## Exercise objective
Find the lines containing the word "power" and copy every one of them.

## Exercise material
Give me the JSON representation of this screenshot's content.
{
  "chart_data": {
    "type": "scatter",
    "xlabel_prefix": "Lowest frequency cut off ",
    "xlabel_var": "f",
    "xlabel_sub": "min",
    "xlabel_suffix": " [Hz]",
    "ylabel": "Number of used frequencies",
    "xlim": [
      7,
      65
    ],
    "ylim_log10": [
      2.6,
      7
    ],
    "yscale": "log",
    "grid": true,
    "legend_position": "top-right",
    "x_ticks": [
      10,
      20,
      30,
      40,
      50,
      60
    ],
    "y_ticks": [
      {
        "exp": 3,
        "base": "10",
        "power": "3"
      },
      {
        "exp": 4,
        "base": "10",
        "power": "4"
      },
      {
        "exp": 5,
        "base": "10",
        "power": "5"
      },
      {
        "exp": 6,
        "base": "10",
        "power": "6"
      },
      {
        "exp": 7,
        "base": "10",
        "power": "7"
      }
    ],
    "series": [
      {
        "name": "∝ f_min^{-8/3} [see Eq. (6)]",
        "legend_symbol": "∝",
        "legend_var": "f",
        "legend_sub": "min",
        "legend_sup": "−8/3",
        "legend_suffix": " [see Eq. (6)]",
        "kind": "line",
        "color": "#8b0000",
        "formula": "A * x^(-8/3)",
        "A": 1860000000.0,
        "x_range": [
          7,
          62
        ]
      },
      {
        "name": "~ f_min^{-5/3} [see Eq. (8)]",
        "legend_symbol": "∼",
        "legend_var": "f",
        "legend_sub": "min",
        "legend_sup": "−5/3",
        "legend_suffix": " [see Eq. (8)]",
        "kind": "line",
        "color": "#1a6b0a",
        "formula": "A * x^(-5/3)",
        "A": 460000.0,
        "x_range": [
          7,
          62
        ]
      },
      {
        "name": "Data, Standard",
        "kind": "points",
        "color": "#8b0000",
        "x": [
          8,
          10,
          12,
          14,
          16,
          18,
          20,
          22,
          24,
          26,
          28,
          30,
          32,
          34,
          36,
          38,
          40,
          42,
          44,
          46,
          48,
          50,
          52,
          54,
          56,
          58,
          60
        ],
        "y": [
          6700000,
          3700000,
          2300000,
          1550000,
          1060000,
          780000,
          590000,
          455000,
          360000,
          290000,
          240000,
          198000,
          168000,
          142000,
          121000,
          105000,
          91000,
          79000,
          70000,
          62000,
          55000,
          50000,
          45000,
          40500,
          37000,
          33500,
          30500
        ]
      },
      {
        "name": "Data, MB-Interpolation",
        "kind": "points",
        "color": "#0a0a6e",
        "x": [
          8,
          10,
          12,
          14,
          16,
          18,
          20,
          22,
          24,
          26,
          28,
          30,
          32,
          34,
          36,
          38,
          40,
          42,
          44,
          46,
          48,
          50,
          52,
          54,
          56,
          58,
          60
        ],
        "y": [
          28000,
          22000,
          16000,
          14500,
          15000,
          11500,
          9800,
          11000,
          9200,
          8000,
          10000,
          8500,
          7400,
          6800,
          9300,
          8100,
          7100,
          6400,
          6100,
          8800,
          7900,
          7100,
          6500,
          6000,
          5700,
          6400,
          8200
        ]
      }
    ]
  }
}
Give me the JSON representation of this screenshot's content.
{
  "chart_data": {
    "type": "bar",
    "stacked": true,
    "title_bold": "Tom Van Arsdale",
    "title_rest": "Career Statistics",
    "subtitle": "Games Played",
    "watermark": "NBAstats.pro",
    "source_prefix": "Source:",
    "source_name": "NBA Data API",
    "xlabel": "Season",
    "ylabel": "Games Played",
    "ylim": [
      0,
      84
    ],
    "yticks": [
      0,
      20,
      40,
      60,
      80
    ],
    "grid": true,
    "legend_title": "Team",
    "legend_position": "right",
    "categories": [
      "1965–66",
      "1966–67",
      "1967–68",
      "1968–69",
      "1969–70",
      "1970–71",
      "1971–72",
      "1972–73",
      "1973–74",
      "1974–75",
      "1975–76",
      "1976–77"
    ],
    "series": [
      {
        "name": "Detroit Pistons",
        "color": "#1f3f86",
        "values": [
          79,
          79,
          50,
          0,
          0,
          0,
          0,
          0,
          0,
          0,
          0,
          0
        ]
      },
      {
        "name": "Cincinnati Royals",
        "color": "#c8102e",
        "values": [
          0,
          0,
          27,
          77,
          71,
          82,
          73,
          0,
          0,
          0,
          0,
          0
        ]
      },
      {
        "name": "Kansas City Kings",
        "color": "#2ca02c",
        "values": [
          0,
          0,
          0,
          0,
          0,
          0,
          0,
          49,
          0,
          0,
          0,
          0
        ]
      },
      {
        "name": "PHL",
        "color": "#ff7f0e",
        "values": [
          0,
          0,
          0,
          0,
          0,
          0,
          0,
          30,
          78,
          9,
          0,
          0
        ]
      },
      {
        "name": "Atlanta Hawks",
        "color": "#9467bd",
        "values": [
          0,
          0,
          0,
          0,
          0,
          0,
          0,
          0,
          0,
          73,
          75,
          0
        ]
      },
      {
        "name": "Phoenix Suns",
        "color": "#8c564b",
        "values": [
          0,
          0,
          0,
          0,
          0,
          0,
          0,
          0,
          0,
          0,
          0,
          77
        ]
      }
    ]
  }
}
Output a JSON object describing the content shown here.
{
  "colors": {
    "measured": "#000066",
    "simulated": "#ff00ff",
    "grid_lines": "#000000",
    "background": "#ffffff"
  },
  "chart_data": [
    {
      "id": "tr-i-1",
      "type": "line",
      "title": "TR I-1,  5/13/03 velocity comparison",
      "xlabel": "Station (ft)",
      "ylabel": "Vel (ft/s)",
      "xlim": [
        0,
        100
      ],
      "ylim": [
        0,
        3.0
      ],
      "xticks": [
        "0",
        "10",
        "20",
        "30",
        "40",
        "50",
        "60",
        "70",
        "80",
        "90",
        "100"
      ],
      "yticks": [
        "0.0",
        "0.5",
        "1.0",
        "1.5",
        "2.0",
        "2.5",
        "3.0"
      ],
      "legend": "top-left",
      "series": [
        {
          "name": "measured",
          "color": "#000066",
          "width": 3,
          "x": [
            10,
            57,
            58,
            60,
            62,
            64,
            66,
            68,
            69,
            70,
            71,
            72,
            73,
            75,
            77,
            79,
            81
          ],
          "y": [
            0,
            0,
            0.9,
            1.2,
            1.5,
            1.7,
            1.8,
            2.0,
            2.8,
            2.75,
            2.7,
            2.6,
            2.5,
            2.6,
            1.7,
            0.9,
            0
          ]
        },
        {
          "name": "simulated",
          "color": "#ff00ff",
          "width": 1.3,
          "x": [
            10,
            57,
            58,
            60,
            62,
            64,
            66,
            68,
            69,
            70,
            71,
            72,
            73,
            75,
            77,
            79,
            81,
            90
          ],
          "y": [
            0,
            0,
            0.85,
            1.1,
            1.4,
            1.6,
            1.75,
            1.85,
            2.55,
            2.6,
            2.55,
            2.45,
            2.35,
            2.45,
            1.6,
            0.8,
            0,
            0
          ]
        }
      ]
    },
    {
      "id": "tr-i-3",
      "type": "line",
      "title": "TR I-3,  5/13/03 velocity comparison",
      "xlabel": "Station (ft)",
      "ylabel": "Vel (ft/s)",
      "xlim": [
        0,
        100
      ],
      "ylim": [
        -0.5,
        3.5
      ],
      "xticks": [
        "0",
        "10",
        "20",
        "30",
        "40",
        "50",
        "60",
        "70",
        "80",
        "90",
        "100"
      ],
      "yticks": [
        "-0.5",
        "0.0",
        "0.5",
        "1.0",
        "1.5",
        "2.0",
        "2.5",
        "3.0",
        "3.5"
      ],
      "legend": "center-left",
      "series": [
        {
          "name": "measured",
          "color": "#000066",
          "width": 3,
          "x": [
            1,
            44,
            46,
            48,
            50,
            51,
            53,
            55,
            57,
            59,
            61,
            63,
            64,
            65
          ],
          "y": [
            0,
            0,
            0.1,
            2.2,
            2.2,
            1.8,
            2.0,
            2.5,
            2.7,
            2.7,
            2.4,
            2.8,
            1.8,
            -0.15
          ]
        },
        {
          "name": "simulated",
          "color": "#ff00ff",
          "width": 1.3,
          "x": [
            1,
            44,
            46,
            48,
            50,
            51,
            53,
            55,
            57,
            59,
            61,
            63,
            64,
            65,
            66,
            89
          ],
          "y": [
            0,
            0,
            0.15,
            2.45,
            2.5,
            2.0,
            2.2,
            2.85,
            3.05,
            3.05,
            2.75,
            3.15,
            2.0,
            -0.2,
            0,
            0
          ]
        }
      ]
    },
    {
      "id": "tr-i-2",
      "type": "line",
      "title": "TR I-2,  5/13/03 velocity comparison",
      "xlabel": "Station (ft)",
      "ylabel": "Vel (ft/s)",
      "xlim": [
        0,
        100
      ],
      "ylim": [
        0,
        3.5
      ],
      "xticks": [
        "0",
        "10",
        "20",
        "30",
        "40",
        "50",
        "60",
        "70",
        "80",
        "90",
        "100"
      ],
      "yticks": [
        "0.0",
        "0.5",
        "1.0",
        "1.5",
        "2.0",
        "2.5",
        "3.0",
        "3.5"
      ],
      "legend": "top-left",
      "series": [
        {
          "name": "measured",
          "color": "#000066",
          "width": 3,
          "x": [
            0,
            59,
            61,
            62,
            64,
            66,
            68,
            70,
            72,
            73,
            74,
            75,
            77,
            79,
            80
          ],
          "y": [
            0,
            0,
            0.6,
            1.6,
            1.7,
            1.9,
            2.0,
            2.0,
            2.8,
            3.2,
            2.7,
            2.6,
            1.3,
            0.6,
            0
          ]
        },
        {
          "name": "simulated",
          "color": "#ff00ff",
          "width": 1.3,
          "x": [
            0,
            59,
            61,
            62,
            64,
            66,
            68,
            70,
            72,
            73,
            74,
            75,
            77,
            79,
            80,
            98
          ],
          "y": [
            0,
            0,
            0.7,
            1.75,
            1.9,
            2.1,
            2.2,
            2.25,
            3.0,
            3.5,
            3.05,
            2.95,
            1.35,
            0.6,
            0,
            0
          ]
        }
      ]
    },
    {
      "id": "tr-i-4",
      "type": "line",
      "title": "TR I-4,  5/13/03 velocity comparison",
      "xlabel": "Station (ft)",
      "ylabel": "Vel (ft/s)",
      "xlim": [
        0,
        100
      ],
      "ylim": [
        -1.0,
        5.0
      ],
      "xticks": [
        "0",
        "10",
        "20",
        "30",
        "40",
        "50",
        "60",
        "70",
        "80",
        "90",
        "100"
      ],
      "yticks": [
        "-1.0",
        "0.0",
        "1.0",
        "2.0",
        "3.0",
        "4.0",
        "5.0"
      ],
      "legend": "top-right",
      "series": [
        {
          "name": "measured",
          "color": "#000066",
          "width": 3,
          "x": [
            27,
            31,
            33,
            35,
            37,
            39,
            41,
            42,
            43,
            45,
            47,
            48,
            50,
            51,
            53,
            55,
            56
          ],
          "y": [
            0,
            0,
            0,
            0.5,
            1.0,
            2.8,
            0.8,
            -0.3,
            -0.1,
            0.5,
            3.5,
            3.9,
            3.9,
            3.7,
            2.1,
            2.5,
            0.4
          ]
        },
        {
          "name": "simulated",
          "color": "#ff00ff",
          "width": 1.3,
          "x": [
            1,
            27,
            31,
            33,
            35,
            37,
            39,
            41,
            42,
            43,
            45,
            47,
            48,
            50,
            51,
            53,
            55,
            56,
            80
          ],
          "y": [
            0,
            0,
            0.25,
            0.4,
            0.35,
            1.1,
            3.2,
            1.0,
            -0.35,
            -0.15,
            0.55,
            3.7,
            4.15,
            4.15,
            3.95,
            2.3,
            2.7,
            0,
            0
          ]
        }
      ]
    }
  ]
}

## Task solution
        "power": "3"
        "power": "4"
        "power": "5"
        "power": "6"
        "power": "7"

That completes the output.